- Objective -
Every line that includes the word "label" is to be listed.
----- Data supplied -----
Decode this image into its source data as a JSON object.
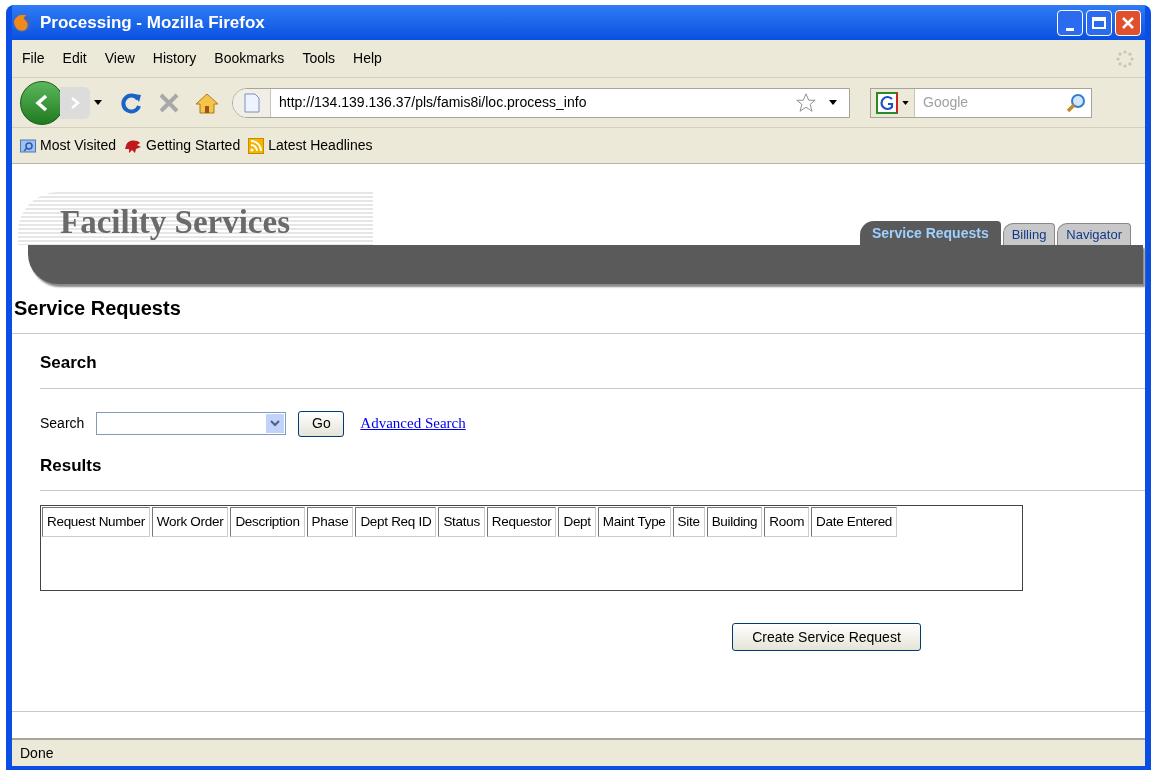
{
  "window": {
    "title": "Processing - Mozilla Firefox"
  },
  "menu": [
    "File",
    "Edit",
    "View",
    "History",
    "Bookmarks",
    "Tools",
    "Help"
  ],
  "address_bar": {
    "url": "http://134.139.136.37/pls/famis8i/loc.process_info"
  },
  "search_bar": {
    "placeholder": "Google"
  },
  "bookmarks": [
    {
      "label": "Most Visited",
      "kind": "folder"
    },
    {
      "label": "Getting Started",
      "kind": "page"
    },
    {
      "label": "Latest Headlines",
      "kind": "feed"
    }
  ],
  "site": {
    "logo": "Facility Services",
    "tabs": [
      {
        "label": "Service Requests",
        "selected": true
      },
      {
        "label": "Billing",
        "selected": false
      },
      {
        "label": "Navigator",
        "selected": false
      }
    ]
  },
  "page_title": "Service Requests",
  "search_section": {
    "heading": "Search",
    "label": "Search",
    "button": "Go",
    "link": "Advanced Search"
  },
  "results": {
    "heading": "Results",
    "columns": [
      "Request Number",
      "Work Order",
      "Description",
      "Phase",
      "Dept Req ID",
      "Status",
      "Requestor",
      "Dept",
      "Maint Type",
      "Site",
      "Building",
      "Room",
      "Date Entered"
    ]
  },
  "create_button": "Create Service Request",
  "status_bar": "Done"
}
-----
- Response -
      "label": "Most Visited",
      "label": "Getting Started",
      "label": "Latest Headlines",
        "label": "Service Requests",
        "label": "Billing",
        "label": "Navigator",
    "label": "Search",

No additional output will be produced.